[Begin EXERCISE DATA]

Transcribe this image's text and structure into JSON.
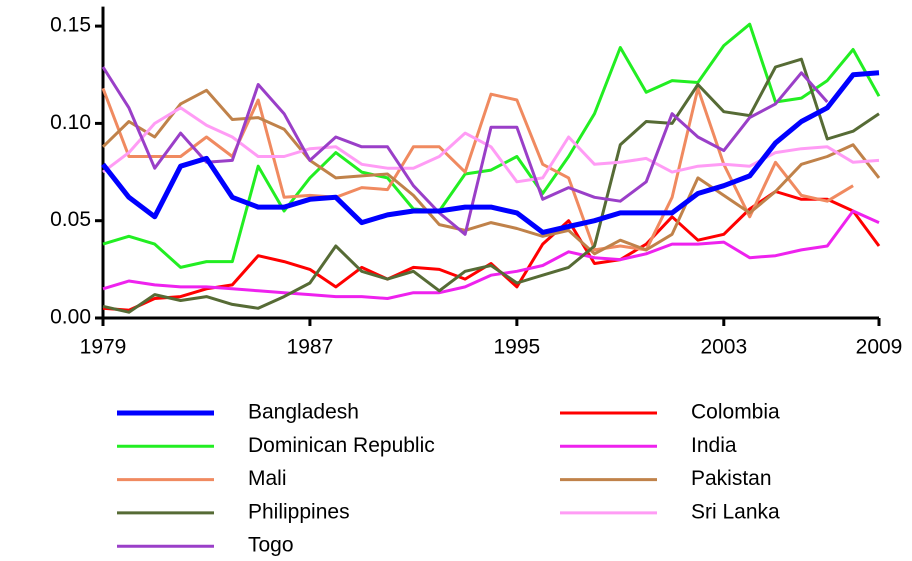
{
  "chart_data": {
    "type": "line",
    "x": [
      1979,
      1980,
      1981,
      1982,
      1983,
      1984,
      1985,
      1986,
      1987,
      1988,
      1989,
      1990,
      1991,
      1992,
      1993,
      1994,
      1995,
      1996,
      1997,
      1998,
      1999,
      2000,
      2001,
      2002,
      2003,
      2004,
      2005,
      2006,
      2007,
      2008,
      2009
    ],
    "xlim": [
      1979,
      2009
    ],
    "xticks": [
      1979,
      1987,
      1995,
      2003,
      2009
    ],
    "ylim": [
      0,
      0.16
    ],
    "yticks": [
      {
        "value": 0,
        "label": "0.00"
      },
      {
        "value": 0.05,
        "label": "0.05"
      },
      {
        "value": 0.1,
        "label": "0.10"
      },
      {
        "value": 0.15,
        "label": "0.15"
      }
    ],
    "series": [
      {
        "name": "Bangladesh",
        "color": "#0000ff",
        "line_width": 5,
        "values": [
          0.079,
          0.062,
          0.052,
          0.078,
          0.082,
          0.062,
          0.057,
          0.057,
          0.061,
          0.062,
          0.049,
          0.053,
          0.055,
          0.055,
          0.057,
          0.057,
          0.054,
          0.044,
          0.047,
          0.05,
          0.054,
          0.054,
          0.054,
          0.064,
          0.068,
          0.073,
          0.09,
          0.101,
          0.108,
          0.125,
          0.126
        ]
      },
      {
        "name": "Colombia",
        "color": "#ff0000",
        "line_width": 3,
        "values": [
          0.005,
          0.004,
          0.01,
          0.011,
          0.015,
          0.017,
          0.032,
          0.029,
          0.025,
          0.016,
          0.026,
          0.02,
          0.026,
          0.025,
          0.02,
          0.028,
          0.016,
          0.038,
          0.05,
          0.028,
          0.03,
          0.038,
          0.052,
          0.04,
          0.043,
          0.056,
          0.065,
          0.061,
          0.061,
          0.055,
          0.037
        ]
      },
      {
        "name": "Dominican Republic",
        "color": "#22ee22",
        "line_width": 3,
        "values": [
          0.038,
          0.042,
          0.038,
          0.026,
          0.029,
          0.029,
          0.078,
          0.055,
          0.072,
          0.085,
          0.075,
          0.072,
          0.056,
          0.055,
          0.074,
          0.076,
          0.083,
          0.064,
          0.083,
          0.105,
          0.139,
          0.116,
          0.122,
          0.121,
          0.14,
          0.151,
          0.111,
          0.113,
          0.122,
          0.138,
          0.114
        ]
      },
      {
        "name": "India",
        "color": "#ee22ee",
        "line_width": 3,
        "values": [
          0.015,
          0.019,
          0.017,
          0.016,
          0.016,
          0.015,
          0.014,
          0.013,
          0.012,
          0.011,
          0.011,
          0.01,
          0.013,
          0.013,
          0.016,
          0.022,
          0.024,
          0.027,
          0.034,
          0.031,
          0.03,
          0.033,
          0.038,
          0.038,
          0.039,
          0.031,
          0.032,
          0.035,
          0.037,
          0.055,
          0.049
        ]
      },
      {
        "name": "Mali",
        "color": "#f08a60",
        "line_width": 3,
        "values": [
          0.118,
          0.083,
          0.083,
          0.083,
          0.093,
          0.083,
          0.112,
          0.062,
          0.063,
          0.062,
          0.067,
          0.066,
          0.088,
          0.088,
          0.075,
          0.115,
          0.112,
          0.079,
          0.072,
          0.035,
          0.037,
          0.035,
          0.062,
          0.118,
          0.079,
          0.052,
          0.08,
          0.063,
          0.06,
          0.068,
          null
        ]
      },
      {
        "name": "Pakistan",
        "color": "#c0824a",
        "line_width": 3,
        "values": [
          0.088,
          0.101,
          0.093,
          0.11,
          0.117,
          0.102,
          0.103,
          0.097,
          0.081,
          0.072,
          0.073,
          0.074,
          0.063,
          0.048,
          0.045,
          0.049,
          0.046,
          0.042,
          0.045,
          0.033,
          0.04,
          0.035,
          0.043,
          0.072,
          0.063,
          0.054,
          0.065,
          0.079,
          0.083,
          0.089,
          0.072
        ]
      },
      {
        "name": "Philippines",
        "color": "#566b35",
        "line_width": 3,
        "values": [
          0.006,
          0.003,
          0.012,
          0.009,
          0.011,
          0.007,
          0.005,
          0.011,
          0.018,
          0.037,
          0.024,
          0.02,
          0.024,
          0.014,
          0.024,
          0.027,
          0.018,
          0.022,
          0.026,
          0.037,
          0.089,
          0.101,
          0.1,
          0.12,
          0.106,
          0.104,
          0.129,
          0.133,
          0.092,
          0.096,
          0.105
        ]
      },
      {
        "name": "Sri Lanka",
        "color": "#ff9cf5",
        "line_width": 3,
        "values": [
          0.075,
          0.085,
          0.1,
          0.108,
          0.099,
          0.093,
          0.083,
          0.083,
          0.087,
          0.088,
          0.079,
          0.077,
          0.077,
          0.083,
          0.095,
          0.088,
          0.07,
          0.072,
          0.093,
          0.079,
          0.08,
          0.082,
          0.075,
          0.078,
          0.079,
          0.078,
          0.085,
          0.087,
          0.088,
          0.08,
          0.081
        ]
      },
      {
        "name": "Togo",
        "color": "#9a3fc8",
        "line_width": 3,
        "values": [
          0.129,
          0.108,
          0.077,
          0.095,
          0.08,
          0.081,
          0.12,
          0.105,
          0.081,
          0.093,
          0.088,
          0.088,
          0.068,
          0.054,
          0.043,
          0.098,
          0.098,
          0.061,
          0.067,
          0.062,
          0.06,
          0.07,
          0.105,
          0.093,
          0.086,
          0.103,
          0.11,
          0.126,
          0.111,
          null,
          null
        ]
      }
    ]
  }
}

[End EXERCISE DATA]

> [DIRECTIVE] Examine the records and pull out every line where the string "name" occurs.

> [TASK SOLUTION]
        "name": "Bangladesh",
        "name": "Colombia",
        "name": "Dominican Republic",
        "name": "India",
        "name": "Mali",
        "name": "Pakistan",
        "name": "Philippines",
        "name": "Sri Lanka",
        "name": "Togo",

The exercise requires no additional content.